→ Passage provided:
⟨
When fighting-game fans got their hands on the first copies of Street Fighter Anniversary Collection, which released this week in Japan only, they made an interesting discovery--the game booted up in all Xbox hardware, regardless of region. It even played on Xbox Live with no compatibility issues. This came as great news to Street Fighter fans in the US who did not want to wait for the game's planned February release.
This morning, Capcom pulled the game from store shelves. While Capcom made no official statement on either the region coding or the recall, the publisher reportedly told Japanese retailers that it was caused by a bug in the game.
Capcom's Japanese office gave GameSpot a brusque "no comment" on the regional lock issue, which might suggest that it was not a conscious decision by the company, or that it was not aware that the absence of regional coding would cause such a stir. In any case, this mystery should be solved when replacement copies of the game hit Japanese retail shelves--if they fail to boot up on American systems, the real reason for the recall will no longer be in doubt.
Early on in the Xbox's life, Microsoft announced that individual game publishers would be able to choose whether their games would be tied to a specific territory's hardware or not. Not surprisingly, publishers voted overwhelmingly in favor of region locks, which allow them greater control over distribution, marketing, and licensing.
[UPDATE: Capcom has lent some clarity to the absence of a regional lock on Street Fighter Anniversary Collection. A Capcom spokesperson told GameSpot on November 16, 2004 that, "the reason why Japan is recalling the SFAC Xbox version is only because of a sound bug and that the product being region free is a company decision and not a mistake.]
⟩
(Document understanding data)
⟨
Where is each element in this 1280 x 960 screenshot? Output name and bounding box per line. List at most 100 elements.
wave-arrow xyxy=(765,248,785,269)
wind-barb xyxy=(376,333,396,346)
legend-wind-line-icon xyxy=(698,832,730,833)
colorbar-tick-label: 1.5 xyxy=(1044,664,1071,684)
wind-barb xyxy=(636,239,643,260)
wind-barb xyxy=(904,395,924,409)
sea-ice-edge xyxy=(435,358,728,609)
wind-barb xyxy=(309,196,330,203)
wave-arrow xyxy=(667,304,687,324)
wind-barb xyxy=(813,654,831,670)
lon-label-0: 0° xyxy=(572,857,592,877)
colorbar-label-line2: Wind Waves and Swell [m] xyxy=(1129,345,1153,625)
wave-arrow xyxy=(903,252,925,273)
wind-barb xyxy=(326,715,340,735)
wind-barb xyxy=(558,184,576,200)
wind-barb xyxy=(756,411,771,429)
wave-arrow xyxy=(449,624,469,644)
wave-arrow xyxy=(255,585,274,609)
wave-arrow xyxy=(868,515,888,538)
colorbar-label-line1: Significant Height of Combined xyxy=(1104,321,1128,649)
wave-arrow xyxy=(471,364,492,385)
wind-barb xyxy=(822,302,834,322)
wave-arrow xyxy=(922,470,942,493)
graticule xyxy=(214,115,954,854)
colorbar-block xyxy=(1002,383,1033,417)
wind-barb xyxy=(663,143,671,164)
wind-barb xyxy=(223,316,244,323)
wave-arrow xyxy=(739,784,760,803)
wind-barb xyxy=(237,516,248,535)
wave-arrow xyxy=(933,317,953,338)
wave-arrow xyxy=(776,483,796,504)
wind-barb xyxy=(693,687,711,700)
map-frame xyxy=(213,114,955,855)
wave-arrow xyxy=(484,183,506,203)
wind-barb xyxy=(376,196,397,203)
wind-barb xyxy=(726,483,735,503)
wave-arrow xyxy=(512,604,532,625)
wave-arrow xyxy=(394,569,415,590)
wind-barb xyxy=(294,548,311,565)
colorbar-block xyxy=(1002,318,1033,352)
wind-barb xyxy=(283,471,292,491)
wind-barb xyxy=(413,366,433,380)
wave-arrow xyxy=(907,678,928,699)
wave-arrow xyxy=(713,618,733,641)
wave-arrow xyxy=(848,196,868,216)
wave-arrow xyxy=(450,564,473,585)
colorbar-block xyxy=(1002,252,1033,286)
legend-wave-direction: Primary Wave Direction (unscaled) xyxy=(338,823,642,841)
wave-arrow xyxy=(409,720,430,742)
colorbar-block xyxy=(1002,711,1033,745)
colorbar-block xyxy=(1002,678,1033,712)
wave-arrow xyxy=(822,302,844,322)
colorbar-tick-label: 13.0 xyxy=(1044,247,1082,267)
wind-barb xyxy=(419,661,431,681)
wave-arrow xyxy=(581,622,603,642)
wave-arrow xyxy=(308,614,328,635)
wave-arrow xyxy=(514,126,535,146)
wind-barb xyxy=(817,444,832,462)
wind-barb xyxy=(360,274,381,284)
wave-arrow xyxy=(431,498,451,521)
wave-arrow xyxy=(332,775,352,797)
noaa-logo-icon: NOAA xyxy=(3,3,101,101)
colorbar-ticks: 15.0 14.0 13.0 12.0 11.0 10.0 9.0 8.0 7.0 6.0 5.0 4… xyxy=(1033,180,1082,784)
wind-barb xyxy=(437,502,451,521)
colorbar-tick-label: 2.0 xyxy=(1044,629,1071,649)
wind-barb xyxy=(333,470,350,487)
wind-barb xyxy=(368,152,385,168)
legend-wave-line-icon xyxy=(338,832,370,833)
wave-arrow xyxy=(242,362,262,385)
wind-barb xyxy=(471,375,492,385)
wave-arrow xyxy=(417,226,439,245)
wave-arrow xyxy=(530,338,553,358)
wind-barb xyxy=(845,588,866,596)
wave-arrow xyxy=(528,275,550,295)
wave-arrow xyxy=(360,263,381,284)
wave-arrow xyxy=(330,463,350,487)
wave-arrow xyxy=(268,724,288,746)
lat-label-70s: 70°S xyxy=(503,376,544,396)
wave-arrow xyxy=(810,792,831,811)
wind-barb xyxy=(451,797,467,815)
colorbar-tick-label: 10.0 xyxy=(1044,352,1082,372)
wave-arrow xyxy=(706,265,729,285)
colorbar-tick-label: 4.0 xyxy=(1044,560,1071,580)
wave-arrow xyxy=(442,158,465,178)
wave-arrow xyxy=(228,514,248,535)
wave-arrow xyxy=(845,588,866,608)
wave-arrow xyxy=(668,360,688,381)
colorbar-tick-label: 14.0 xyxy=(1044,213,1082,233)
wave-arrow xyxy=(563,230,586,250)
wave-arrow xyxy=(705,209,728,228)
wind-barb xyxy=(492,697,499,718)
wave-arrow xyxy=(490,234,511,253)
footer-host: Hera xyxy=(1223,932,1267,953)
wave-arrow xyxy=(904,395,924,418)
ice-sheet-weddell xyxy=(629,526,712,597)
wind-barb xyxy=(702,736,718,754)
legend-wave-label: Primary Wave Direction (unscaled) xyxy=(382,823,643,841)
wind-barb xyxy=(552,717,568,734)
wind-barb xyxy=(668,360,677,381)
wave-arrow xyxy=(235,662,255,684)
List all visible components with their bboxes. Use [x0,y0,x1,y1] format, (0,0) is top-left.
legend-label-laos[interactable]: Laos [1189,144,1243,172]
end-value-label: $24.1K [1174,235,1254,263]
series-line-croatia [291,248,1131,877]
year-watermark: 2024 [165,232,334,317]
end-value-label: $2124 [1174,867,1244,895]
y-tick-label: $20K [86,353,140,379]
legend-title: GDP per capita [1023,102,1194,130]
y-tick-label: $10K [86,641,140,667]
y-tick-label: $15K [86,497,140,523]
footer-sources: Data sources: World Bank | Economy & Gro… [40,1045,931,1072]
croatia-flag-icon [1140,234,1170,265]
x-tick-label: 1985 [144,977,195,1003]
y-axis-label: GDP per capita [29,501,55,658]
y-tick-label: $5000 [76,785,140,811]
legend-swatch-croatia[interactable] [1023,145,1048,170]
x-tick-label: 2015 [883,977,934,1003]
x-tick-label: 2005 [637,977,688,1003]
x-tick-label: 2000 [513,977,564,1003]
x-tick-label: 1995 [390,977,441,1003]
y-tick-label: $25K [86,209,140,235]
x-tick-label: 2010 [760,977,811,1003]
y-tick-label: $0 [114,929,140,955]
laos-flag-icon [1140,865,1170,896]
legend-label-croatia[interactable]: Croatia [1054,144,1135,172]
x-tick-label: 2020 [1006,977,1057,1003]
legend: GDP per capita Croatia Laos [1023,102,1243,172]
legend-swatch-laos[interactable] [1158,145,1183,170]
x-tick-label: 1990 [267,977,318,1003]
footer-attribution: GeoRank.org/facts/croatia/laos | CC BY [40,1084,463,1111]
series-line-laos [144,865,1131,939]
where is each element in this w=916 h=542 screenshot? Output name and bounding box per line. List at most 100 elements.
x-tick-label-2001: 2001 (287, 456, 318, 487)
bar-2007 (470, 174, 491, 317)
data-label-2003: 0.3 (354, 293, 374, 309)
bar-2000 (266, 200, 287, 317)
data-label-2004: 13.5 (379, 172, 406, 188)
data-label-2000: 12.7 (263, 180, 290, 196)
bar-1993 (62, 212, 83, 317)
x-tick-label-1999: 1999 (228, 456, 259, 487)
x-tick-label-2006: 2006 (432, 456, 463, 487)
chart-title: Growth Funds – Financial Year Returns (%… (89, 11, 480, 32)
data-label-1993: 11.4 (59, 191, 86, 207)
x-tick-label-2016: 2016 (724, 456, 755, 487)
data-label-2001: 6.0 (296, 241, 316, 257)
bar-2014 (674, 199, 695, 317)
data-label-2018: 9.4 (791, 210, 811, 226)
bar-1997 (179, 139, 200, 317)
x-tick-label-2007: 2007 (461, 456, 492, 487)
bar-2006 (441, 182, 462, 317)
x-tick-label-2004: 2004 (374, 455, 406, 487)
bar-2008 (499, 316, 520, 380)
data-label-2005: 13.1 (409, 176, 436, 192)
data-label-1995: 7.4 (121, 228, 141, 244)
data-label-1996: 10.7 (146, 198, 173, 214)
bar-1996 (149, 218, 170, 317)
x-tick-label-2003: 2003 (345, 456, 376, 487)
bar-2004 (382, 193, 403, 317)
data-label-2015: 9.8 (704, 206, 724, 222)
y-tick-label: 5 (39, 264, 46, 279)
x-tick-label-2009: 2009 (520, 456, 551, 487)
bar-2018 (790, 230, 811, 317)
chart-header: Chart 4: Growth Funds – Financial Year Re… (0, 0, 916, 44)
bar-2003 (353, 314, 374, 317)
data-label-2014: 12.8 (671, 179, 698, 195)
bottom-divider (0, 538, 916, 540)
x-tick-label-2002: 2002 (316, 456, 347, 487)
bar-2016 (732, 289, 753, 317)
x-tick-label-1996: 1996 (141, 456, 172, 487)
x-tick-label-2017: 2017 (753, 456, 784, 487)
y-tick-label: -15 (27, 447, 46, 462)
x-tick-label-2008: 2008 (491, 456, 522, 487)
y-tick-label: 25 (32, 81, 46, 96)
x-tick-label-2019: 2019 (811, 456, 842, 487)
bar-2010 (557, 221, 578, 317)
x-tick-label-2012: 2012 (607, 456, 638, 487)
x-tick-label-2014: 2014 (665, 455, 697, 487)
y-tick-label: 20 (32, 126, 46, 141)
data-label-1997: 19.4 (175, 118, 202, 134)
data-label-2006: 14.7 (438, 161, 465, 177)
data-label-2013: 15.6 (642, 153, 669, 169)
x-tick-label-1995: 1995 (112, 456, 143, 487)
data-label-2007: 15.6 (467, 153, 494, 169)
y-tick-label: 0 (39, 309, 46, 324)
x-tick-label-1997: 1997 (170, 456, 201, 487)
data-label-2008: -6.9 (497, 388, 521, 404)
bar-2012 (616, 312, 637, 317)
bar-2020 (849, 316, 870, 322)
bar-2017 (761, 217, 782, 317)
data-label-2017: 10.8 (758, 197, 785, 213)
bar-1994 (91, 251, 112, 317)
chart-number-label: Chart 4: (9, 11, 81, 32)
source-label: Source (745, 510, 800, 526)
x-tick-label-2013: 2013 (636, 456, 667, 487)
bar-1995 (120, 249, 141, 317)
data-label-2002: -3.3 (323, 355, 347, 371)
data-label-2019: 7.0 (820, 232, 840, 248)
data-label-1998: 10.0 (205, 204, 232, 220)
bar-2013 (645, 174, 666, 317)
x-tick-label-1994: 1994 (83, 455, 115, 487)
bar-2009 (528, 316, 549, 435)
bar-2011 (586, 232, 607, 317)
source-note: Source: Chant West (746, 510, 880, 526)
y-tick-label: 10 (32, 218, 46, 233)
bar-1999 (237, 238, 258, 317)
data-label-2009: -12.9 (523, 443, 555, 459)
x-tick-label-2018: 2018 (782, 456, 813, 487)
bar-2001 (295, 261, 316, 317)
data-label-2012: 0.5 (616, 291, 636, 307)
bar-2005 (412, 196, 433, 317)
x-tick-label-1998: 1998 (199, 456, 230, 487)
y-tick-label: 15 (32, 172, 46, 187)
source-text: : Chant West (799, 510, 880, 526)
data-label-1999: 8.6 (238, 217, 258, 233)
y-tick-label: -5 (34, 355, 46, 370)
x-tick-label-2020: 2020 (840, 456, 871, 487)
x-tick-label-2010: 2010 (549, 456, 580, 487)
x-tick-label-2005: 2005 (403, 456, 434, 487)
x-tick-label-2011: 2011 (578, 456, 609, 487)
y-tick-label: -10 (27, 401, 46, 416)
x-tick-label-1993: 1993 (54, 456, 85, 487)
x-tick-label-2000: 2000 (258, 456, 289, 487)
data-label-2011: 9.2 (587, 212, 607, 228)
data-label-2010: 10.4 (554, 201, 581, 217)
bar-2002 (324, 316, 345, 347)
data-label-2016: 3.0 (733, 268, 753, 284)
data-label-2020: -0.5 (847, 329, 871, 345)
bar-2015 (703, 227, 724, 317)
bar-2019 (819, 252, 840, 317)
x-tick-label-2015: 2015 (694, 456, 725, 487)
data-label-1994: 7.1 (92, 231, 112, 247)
⟩
→ Exercise prompt:
Answer these questions using the article on the Street Fighter Anniversary Collection recall:
(a) In which month was the game planned for release in the US?
(b) What cause did Capcom reportedly give Japanese retailers for pulling the game?
(c) What three areas do region locks give publishers greater control over?
The listing is separate material and has no connection to the Street Fighter Anniversary Collection article.

→ Task result:
(a) February
(b) A bug in the game
(c) Distribution, marketing, and licensing